** begin **
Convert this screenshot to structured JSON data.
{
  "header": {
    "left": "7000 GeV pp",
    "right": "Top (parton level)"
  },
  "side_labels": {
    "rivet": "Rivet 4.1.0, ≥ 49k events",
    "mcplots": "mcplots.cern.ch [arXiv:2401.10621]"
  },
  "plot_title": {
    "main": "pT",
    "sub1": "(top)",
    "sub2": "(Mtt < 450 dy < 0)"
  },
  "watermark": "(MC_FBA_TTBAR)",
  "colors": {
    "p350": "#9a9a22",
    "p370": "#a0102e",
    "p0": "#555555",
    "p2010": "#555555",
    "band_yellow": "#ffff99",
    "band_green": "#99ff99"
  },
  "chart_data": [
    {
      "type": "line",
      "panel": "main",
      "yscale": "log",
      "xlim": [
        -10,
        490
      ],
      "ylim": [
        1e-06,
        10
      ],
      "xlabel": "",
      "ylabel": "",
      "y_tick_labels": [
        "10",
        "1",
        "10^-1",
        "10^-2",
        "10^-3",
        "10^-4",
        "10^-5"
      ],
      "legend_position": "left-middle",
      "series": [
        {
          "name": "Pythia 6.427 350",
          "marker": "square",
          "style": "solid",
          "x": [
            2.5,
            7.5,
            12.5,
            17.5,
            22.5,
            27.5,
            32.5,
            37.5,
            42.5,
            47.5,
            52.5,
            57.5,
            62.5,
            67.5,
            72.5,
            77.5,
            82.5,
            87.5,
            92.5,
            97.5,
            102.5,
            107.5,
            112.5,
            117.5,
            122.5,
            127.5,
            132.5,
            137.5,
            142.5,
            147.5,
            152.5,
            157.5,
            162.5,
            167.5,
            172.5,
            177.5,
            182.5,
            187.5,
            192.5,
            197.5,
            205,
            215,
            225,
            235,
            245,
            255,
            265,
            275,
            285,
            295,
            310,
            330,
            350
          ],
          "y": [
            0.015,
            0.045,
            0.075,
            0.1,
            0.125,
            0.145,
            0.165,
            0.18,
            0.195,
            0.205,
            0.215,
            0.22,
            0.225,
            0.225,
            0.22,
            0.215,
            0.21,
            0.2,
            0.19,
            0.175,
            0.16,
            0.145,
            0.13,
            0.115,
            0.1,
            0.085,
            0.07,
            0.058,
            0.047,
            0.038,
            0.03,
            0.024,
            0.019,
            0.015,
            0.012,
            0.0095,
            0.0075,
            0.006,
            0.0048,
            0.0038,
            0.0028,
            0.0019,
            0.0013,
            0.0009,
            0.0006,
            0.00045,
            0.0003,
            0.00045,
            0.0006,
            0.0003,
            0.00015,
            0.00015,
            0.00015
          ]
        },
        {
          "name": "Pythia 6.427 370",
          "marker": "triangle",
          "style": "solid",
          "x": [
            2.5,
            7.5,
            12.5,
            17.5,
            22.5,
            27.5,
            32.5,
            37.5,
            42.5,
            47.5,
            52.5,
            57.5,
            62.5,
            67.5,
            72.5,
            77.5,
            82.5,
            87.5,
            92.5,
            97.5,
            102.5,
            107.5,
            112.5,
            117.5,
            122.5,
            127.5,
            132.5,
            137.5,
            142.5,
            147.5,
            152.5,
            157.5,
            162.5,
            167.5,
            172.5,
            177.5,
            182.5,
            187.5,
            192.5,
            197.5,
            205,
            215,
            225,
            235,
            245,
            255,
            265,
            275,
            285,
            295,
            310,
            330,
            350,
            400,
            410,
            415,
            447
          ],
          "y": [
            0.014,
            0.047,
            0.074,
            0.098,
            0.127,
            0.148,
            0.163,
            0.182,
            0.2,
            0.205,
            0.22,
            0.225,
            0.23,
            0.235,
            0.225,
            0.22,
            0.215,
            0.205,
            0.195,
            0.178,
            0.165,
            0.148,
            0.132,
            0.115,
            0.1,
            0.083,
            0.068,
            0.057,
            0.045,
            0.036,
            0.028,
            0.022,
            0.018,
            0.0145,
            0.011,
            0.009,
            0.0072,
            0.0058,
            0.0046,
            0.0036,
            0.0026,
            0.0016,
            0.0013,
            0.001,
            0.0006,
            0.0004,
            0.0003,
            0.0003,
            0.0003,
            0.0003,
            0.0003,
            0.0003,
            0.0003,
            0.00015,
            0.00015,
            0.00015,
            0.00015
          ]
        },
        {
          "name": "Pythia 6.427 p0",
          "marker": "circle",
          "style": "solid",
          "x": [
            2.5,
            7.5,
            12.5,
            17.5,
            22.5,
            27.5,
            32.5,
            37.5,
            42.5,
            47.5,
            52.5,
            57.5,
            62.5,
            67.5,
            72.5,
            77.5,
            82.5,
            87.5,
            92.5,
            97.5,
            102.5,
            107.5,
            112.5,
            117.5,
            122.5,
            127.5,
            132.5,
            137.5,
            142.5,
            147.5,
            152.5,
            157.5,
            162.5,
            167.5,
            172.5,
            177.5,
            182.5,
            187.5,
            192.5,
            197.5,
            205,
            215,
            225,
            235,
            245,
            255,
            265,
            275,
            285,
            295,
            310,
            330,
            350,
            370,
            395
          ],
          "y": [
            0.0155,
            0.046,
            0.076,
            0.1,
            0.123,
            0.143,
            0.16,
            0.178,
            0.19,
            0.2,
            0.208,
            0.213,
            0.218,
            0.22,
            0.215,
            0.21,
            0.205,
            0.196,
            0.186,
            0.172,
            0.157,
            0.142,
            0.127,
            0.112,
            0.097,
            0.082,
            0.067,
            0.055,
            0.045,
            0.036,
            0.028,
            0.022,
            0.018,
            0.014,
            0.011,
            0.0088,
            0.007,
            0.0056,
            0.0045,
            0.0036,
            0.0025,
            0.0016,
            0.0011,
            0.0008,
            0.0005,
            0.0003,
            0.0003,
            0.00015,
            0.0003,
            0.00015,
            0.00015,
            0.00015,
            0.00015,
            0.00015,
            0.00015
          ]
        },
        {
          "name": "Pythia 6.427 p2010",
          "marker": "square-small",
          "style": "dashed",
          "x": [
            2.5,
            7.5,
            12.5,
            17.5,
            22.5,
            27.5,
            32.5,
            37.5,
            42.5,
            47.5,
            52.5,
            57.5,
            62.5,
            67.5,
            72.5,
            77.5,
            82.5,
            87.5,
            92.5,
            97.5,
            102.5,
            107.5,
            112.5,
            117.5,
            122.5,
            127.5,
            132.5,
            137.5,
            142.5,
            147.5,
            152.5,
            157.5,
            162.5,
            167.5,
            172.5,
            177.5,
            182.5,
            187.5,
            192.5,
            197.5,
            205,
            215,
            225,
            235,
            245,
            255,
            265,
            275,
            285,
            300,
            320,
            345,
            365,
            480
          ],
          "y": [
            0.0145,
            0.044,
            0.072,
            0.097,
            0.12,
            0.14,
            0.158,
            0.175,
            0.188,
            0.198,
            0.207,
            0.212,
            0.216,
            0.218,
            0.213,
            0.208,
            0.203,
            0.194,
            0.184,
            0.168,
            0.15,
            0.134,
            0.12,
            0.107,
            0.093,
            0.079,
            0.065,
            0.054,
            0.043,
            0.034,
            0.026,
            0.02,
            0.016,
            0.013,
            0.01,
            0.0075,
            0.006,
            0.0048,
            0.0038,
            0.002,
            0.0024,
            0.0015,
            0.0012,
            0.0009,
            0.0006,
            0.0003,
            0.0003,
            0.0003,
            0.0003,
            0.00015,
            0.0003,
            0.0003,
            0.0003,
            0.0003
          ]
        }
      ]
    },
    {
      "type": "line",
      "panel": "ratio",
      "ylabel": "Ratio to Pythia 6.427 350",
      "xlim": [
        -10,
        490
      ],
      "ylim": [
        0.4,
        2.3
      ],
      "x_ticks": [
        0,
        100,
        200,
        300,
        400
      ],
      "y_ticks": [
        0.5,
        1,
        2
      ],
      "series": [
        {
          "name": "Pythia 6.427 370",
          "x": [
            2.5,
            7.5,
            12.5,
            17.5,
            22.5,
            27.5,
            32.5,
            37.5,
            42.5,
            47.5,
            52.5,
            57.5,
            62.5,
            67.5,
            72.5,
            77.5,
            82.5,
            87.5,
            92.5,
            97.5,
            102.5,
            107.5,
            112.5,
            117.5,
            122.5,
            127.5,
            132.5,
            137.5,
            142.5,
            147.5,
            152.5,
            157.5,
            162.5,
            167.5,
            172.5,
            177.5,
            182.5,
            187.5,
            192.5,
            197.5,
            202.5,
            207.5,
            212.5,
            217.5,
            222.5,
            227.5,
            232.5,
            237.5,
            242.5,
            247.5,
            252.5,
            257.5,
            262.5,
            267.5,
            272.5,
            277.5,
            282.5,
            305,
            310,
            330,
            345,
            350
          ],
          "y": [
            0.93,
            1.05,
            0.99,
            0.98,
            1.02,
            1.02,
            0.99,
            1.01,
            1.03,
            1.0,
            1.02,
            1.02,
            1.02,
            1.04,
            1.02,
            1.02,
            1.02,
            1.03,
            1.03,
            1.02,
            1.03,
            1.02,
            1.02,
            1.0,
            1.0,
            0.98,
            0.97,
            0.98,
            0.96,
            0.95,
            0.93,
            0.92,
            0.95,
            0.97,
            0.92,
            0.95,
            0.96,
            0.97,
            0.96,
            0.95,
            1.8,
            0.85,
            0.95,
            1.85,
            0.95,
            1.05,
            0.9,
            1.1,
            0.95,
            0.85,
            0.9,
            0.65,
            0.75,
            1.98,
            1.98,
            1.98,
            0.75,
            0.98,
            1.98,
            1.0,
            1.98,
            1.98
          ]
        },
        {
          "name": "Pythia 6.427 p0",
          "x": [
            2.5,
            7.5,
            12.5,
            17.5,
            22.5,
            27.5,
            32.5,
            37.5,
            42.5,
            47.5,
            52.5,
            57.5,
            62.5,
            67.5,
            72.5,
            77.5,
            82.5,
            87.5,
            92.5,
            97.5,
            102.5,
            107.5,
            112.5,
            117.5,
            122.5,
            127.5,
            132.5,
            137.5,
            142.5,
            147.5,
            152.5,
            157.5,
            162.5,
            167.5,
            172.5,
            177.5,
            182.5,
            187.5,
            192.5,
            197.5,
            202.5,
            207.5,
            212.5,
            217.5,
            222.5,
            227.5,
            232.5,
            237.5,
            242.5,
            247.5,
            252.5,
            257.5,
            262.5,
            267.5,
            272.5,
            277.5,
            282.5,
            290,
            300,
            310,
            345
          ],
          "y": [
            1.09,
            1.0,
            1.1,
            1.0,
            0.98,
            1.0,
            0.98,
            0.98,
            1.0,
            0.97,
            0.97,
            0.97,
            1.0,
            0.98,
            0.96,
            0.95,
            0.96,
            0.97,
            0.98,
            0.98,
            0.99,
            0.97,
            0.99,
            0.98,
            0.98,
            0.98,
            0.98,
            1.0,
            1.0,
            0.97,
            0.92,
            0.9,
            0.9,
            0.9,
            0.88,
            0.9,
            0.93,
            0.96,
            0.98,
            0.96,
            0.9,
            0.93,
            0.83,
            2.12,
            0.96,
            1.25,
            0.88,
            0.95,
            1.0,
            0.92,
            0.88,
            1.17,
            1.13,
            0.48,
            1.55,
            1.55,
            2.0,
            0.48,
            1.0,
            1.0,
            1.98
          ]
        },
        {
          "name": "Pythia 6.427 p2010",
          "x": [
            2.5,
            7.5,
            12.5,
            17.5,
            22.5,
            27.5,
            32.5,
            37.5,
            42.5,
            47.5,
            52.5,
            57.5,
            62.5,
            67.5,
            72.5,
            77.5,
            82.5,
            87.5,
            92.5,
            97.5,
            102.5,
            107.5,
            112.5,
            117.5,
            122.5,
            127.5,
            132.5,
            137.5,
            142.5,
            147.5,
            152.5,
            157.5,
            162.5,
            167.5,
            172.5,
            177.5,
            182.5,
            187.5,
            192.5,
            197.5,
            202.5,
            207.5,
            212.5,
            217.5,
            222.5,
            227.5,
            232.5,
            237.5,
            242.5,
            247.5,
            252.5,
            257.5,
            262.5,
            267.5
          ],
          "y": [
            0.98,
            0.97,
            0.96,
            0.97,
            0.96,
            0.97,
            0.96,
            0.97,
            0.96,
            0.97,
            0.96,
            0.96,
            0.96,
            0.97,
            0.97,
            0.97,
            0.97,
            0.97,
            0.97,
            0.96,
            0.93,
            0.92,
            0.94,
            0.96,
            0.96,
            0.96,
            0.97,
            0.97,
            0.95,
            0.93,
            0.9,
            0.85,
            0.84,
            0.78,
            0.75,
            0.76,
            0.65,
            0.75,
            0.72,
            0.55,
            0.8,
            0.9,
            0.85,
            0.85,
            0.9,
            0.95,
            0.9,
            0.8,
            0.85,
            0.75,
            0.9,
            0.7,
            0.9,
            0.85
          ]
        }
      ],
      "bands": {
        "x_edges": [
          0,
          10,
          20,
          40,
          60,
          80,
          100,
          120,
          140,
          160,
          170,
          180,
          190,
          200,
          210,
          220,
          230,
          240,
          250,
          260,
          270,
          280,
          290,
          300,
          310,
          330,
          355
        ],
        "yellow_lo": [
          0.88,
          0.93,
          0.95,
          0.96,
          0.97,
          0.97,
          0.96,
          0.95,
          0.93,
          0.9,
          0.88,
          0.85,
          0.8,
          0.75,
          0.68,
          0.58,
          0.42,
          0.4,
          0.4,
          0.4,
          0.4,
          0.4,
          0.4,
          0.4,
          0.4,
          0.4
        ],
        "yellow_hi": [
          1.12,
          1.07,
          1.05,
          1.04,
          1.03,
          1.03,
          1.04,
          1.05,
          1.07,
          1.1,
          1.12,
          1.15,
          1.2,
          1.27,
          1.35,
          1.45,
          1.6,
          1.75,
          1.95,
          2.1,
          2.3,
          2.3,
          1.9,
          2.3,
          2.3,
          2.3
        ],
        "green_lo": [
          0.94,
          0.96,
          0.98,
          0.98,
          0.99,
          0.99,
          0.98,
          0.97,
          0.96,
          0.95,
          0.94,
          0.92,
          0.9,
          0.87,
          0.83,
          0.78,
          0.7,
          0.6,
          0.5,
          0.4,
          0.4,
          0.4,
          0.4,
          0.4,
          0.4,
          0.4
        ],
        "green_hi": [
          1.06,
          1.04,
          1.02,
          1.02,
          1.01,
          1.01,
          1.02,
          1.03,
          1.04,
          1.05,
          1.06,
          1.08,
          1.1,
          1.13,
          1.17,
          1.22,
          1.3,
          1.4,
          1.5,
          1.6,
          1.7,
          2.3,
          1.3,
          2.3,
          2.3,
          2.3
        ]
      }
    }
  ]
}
** end **
» Short problem
Give only the count of lines in which the string "ylabel" appears.

» Finished task
2